Report the total number of lines that include the string "rankena", without any other text.

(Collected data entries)
- - -

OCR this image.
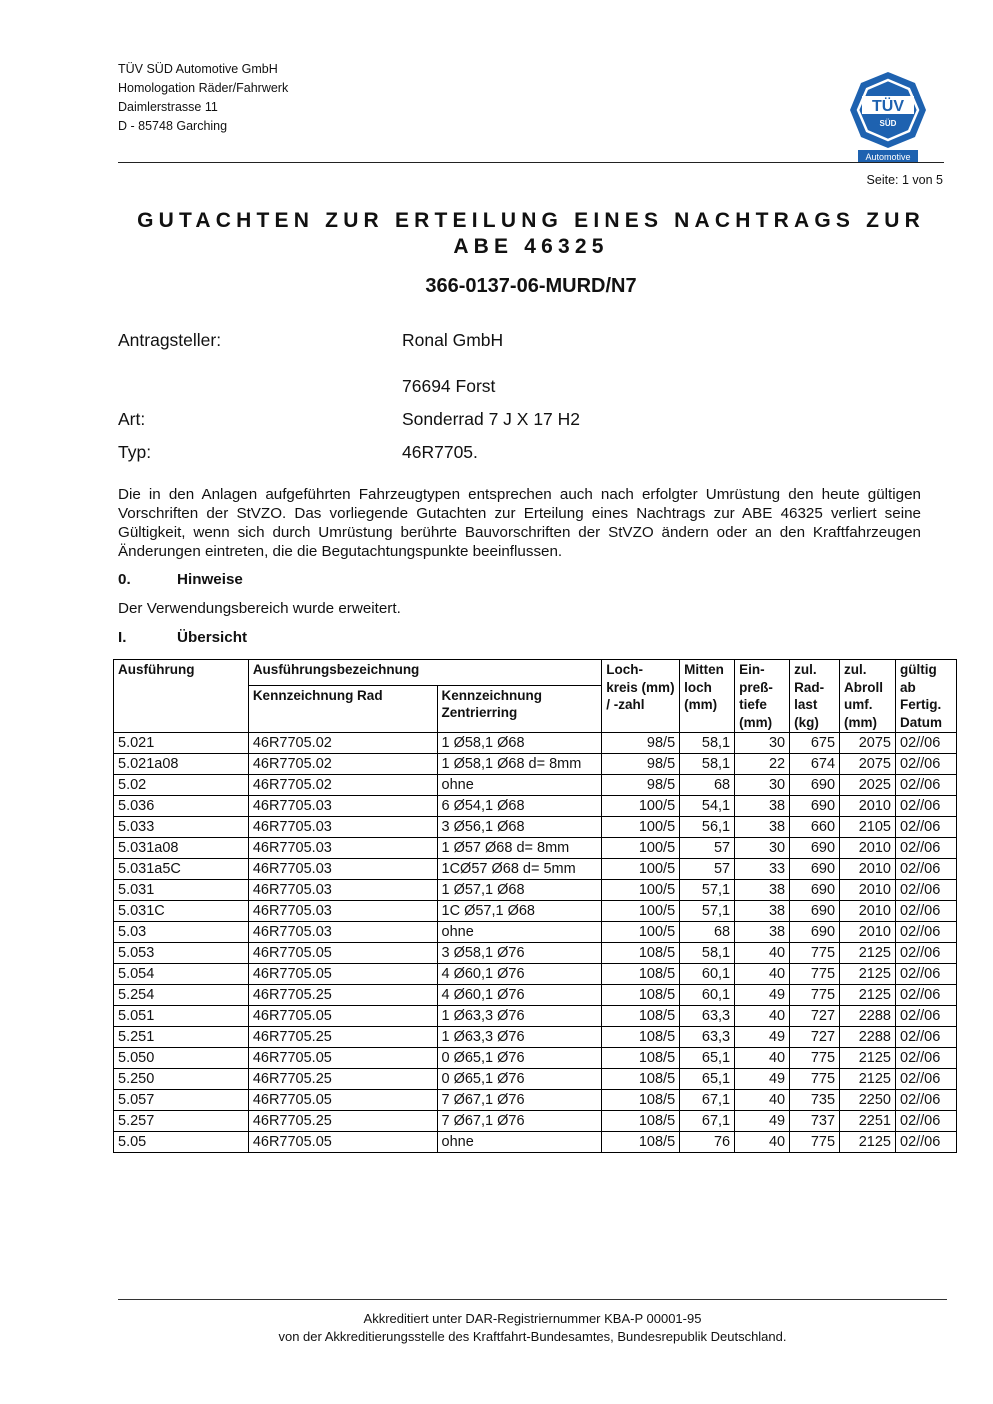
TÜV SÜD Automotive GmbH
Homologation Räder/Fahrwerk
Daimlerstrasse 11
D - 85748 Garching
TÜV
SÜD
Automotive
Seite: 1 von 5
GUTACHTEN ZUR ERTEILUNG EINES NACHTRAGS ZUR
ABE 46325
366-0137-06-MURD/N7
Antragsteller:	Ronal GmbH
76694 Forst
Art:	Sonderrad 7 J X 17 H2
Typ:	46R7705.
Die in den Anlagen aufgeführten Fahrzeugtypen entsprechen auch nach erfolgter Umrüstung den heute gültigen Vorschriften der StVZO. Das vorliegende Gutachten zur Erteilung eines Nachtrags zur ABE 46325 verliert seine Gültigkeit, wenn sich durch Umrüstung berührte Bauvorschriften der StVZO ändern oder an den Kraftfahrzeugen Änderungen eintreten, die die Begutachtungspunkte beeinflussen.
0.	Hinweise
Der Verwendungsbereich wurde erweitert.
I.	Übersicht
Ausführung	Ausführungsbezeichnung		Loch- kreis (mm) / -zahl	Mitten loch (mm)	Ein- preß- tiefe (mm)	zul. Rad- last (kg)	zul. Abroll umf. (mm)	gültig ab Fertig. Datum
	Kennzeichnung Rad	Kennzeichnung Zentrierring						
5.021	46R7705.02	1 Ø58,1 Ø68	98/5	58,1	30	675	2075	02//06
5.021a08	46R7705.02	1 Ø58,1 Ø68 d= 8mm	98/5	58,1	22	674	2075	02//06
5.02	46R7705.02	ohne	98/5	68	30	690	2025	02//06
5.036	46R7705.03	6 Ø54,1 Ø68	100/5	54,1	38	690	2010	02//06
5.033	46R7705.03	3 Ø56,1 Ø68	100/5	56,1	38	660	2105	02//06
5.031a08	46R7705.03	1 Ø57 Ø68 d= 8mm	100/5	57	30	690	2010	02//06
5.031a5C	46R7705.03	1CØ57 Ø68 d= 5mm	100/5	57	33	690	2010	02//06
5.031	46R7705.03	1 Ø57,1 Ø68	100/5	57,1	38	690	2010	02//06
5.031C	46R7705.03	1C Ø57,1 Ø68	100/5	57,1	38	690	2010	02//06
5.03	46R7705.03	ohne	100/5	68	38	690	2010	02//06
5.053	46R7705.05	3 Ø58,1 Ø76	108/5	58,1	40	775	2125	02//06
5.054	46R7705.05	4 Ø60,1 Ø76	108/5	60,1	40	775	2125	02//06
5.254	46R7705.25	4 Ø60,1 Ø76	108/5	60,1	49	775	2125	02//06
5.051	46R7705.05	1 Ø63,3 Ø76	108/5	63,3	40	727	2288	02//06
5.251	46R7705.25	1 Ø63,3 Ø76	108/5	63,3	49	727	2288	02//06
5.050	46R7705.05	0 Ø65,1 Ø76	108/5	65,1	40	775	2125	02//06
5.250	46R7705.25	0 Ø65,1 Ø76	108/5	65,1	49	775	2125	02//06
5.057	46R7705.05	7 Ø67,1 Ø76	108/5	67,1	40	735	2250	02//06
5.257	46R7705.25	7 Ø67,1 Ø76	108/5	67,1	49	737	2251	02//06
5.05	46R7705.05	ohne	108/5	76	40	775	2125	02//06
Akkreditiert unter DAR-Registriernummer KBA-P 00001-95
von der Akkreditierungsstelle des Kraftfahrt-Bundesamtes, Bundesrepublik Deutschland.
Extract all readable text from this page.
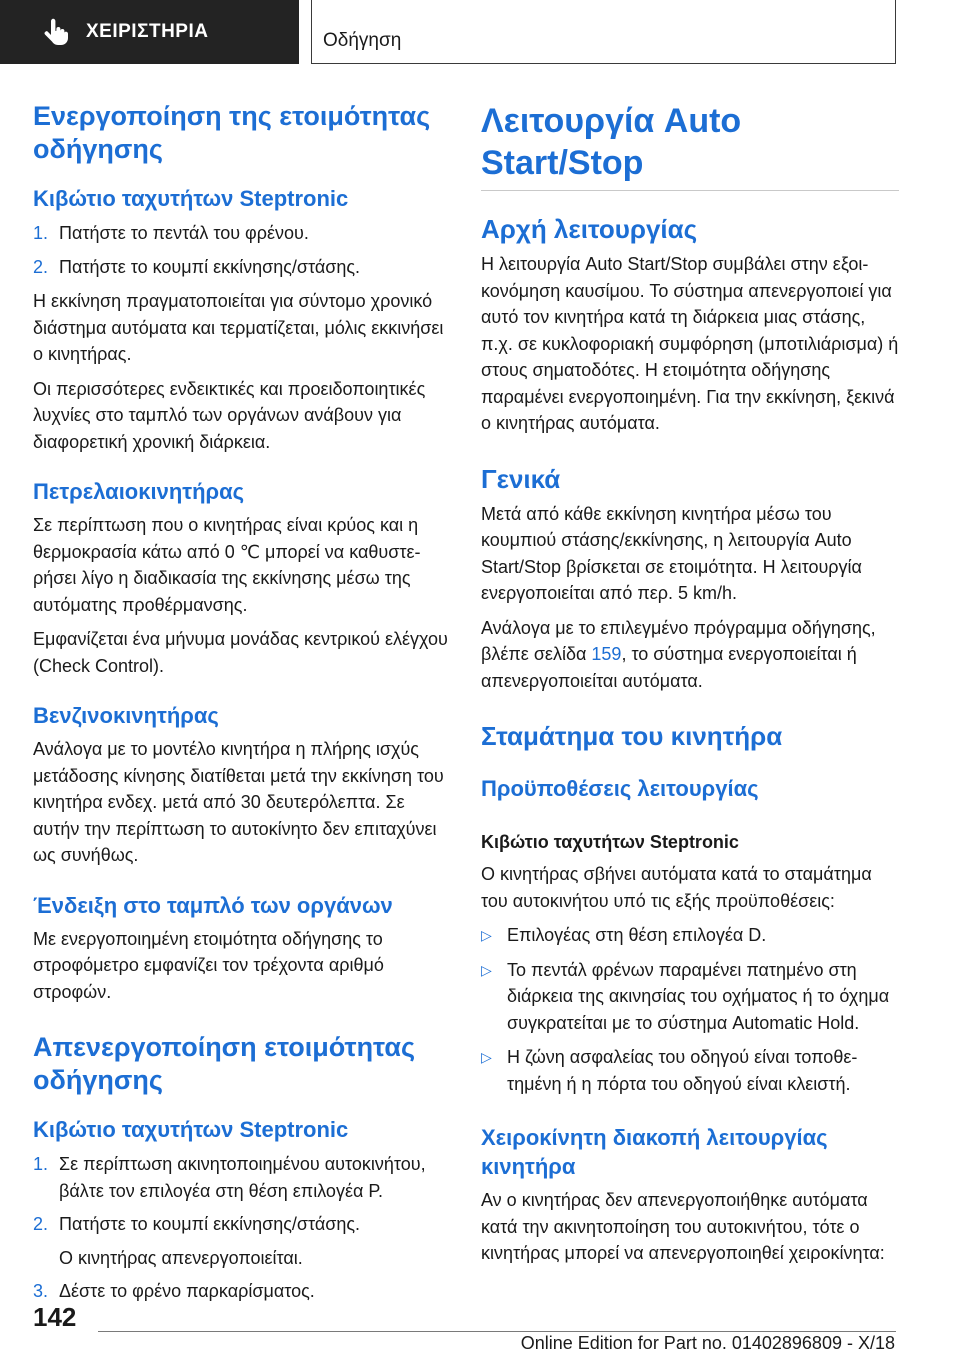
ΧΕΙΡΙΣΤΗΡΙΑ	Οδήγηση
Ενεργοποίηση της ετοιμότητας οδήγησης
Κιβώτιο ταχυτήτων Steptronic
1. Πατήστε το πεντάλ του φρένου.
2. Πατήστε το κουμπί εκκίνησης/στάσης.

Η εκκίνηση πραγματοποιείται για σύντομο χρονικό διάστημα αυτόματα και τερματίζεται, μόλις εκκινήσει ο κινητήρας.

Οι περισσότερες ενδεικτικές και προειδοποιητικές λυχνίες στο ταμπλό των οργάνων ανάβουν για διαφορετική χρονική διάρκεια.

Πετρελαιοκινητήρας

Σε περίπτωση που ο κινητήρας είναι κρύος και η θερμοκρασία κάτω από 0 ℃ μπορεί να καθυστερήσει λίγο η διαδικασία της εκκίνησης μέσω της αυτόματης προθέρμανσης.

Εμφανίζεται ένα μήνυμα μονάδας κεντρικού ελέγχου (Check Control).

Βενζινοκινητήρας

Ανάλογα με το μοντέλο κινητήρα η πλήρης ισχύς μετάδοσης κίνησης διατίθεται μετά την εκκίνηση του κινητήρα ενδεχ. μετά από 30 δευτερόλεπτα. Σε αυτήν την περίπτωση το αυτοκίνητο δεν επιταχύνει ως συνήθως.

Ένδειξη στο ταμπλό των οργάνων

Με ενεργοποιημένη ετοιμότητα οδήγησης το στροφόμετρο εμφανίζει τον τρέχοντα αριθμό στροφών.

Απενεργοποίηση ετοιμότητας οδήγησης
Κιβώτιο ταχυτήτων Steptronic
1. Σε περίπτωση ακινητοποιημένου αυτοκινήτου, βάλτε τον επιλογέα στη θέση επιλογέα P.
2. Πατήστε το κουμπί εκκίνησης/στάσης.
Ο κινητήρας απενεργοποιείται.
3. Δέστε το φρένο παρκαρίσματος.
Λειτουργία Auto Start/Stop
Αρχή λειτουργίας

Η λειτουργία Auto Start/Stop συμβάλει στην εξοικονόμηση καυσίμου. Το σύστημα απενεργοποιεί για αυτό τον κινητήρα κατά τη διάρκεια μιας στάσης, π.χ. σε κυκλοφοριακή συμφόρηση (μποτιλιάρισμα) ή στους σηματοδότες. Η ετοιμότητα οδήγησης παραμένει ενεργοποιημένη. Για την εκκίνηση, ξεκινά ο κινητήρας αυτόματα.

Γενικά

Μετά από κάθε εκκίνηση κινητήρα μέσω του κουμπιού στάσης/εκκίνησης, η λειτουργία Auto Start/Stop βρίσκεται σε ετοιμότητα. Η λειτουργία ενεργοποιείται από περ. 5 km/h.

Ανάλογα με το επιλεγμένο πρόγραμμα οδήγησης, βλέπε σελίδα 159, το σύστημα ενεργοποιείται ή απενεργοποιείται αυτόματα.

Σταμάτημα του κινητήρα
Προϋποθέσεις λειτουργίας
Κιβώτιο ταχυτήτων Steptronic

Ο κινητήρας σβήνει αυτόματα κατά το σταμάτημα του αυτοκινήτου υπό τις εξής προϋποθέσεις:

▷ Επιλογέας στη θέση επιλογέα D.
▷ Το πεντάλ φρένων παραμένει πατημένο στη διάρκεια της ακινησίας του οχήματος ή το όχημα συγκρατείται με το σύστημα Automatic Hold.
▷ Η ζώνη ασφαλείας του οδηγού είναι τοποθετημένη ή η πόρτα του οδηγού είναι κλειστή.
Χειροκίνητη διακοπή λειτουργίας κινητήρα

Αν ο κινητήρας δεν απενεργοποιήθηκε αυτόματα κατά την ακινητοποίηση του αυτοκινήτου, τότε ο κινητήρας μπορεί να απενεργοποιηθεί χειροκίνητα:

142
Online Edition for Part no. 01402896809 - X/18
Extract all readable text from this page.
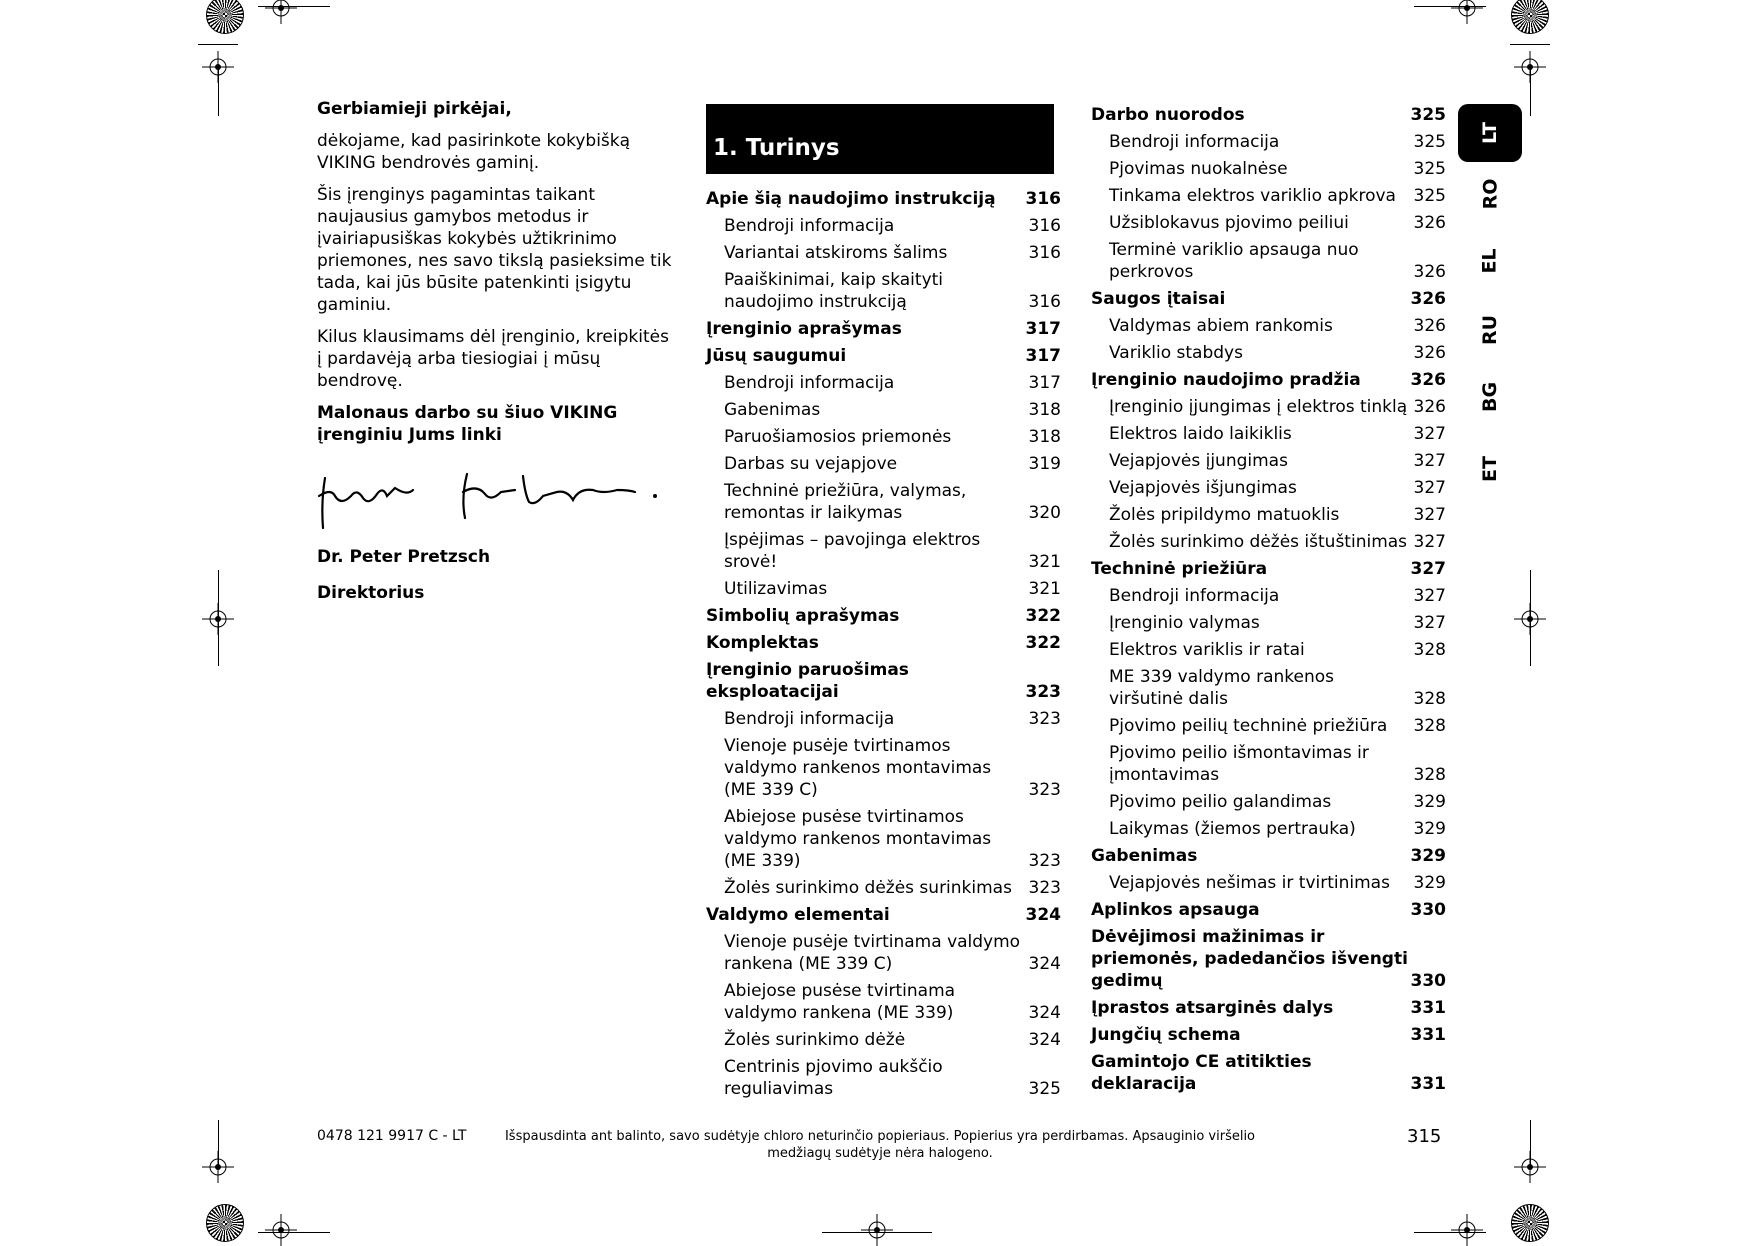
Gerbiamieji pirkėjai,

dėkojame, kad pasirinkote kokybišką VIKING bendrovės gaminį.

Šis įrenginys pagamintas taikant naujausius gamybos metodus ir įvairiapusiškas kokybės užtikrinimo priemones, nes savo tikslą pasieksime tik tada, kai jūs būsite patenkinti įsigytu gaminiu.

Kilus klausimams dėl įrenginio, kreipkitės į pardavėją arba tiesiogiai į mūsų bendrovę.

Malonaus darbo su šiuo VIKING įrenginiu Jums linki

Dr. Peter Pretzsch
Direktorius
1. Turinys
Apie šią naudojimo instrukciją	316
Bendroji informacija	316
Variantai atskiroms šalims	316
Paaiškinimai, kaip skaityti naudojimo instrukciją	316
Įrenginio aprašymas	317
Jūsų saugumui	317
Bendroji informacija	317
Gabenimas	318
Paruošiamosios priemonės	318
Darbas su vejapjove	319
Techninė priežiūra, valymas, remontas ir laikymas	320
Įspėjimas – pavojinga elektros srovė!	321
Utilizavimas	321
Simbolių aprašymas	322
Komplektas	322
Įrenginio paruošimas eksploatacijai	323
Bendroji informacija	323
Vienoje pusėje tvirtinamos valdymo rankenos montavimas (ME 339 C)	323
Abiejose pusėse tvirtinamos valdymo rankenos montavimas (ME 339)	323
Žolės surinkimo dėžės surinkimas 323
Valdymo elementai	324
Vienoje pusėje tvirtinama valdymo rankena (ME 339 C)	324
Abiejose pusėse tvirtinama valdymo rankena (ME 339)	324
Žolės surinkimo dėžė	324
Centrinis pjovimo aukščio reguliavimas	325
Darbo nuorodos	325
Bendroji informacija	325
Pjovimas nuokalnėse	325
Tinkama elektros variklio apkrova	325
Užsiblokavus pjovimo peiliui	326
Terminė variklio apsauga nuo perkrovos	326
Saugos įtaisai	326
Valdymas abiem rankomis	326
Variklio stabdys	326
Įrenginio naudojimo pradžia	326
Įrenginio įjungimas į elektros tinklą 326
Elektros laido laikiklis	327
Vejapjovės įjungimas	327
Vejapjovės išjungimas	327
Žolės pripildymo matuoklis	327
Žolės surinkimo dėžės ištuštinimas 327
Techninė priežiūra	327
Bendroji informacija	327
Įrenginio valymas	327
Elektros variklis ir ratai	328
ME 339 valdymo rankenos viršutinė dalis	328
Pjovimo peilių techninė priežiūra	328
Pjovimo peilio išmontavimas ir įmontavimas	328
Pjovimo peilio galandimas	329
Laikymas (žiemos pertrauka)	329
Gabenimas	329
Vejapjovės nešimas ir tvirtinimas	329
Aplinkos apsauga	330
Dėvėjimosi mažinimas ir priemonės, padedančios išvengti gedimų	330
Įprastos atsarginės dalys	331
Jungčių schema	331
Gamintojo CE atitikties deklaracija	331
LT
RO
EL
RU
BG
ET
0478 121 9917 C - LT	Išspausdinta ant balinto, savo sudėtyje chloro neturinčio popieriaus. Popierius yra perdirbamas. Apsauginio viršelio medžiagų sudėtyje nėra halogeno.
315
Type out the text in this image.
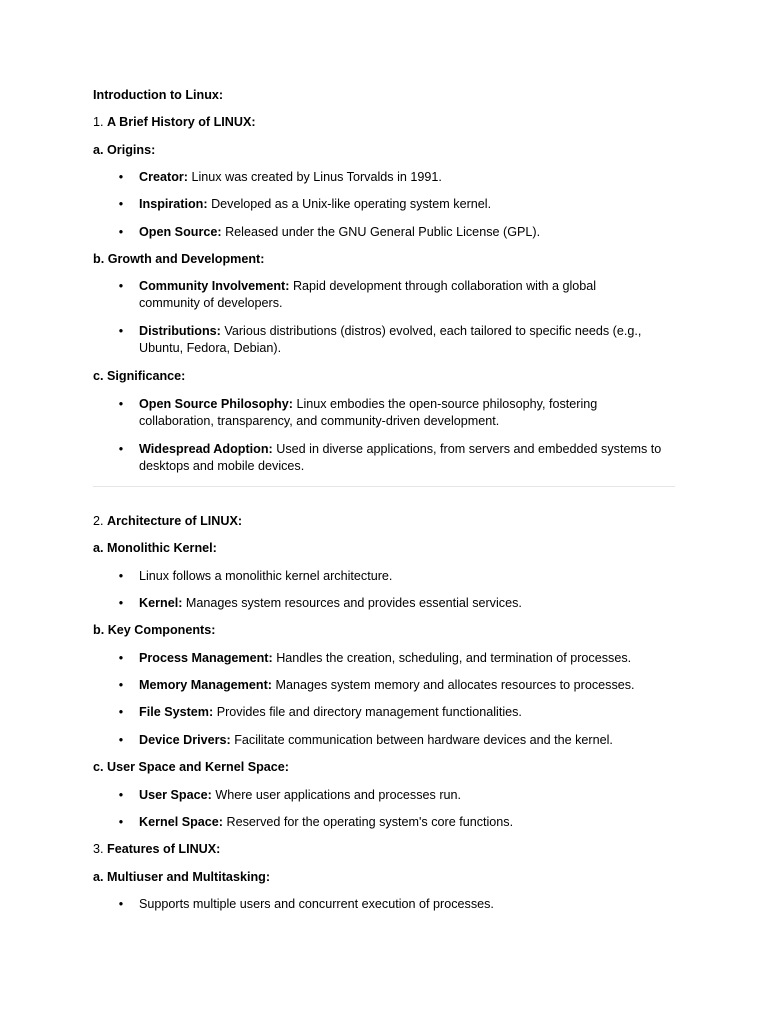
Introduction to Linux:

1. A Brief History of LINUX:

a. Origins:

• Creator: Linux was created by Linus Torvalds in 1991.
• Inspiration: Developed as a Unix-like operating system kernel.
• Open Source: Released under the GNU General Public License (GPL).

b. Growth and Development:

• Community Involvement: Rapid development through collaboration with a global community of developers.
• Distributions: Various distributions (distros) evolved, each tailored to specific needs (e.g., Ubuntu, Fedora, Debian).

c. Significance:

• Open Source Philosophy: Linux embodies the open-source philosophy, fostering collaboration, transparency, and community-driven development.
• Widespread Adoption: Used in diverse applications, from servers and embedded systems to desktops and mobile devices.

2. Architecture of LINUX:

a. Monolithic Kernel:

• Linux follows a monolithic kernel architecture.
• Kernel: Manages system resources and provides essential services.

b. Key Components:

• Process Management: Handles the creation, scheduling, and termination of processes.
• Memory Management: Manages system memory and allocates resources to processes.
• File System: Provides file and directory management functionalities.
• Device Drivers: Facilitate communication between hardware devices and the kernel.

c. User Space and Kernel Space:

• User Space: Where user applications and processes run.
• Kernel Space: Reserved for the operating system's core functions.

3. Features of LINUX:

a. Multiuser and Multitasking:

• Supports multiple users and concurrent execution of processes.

- - -

Task response :: 2